>> start
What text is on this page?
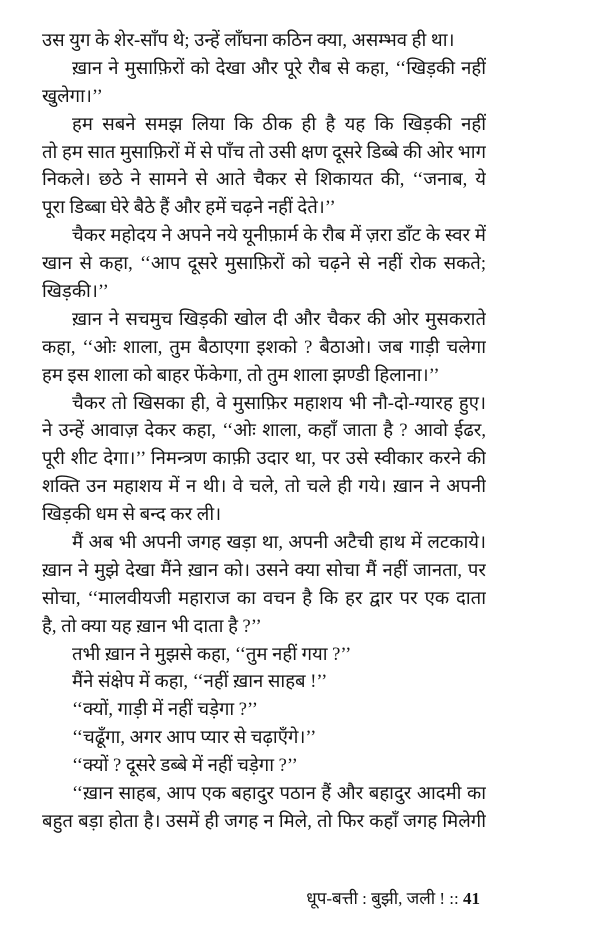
उस युग के शेर-साँप थे; उन्हें लाँघना कठिन क्या, असम्भव ही था।
ख़ान ने मुसाफ़िरों को देखा और पूरे रौब से कहा, ‘‘खिड़की नहीं
खुलेगा।’’
हम सबने समझ लिया कि ठीक ही है यह कि खिड़की नहीं
तो हम सात मुसाफ़िरों में से पाँच तो उसी क्षण दूसरे डिब्बे की ओर भाग
निकले। छठे ने सामने से आते चैकर से शिकायत की, ‘‘जनाब, ये
पूरा डिब्बा घेरे बैठे हैं और हमें चढ़ने नहीं देते।’’
चैकर महोदय ने अपने नये यूनीफ़ार्म के रौब में ज़रा डाँट के स्वर में
खान से कहा, ‘‘आप दूसरे मुसाफ़िरों को चढ़ने से नहीं रोक सकते;
खिड़की।’’
ख़ान ने सचमुच खिड़की खोल दी और चैकर की ओर मुसकराते
कहा, ‘‘ओः शाला, तुम बैठाएगा इशको ? बैठाओ। जब गाड़ी चलेगा
हम इस शाला को बाहर फेंकेगा, तो तुम शाला झण्डी हिलाना।’’
चैकर तो खिसका ही, वे मुसाफ़िर महाशय भी नौ-दो-ग्यारह हुए।
ने उन्हें आवाज़ देकर कहा, ‘‘ओः शाला, कहाँ जाता है ? आवो ईढर,
पूरी शीट देगा।’’ निमन्त्रण काफ़ी उदार था, पर उसे स्वीकार करने की
शक्ति उन महाशय में न थी। वे चले, तो चले ही गये। ख़ान ने अपनी
खिड़की धम से बन्द कर ली।
मैं अब भी अपनी जगह खड़ा था, अपनी अटैची हाथ में लटकाये।
ख़ान ने मुझे देखा मैंने ख़ान को। उसने क्या सोचा मैं नहीं जानता, पर
सोचा, ‘‘मालवीयजी महाराज का वचन है कि हर द्वार पर एक दाता
है, तो क्या यह ख़ान भी दाता है ?’’
तभी ख़ान ने मुझसे कहा, ‘‘तुम नहीं गया ?’’
मैंने संक्षेप में कहा, ‘‘नहीं ख़ान साहब !’’
‘‘क्यों, गाड़ी में नहीं चड़ेगा ?’’
‘‘चढूँगा, अगर आप प्यार से चढ़ाएँगे।’’
‘‘क्यों ? दूसरे डब्बे में नहीं चड़ेगा ?’’
‘‘ख़ान साहब, आप एक बहादुर पठान हैं और बहादुर आदमी का
बहुत बड़ा होता है। उसमें ही जगह न मिले, तो फिर कहाँ जगह मिलेगी
धूप-बत्ती : बुझी, जली ! :: 41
>> end
TASK DESCRIPTION: The listing above needs to be output again exactly. Don't include the pictures.

RESULT:
What text is on this page?
उस युग के शेर-साँप थे; उन्हें लाँघना कठिन क्या, असम्भव ही था।
ख़ान ने मुसाफ़िरों को देखा और पूरे रौब से कहा, ‘‘खिड़की नहीं
खुलेगा।’’
हम सबने समझ लिया कि ठीक ही है यह कि खिड़की नहीं
तो हम सात मुसाफ़िरों में से पाँच तो उसी क्षण दूसरे डिब्बे की ओर भाग
निकले। छठे ने सामने से आते चैकर से शिकायत की, ‘‘जनाब, ये
पूरा डिब्बा घेरे बैठे हैं और हमें चढ़ने नहीं देते।’’
चैकर महोदय ने अपने नये यूनीफ़ार्म के रौब में ज़रा डाँट के स्वर में
खान से कहा, ‘‘आप दूसरे मुसाफ़िरों को चढ़ने से नहीं रोक सकते;
खिड़की।’’
ख़ान ने सचमुच खिड़की खोल दी और चैकर की ओर मुसकराते
कहा, ‘‘ओः शाला, तुम बैठाएगा इशको ? बैठाओ। जब गाड़ी चलेगा
हम इस शाला को बाहर फेंकेगा, तो तुम शाला झण्डी हिलाना।’’
चैकर तो खिसका ही, वे मुसाफ़िर महाशय भी नौ-दो-ग्यारह हुए।
ने उन्हें आवाज़ देकर कहा, ‘‘ओः शाला, कहाँ जाता है ? आवो ईढर,
पूरी शीट देगा।’’ निमन्त्रण काफ़ी उदार था, पर उसे स्वीकार करने की
शक्ति उन महाशय में न थी। वे चले, तो चले ही गये। ख़ान ने अपनी
खिड़की धम से बन्द कर ली।
मैं अब भी अपनी जगह खड़ा था, अपनी अटैची हाथ में लटकाये।
ख़ान ने मुझे देखा मैंने ख़ान को। उसने क्या सोचा मैं नहीं जानता, पर
सोचा, ‘‘मालवीयजी महाराज का वचन है कि हर द्वार पर एक दाता
है, तो क्या यह ख़ान भी दाता है ?’’
तभी ख़ान ने मुझसे कहा, ‘‘तुम नहीं गया ?’’
मैंने संक्षेप में कहा, ‘‘नहीं ख़ान साहब !’’
‘‘क्यों, गाड़ी में नहीं चड़ेगा ?’’
‘‘चढूँगा, अगर आप प्यार से चढ़ाएँगे।’’
‘‘क्यों ? दूसरे डब्बे में नहीं चड़ेगा ?’’
‘‘ख़ान साहब, आप एक बहादुर पठान हैं और बहादुर आदमी का
बहुत बड़ा होता है। उसमें ही जगह न मिले, तो फिर कहाँ जगह मिलेगी
धूप-बत्ती : बुझी, जली ! :: 41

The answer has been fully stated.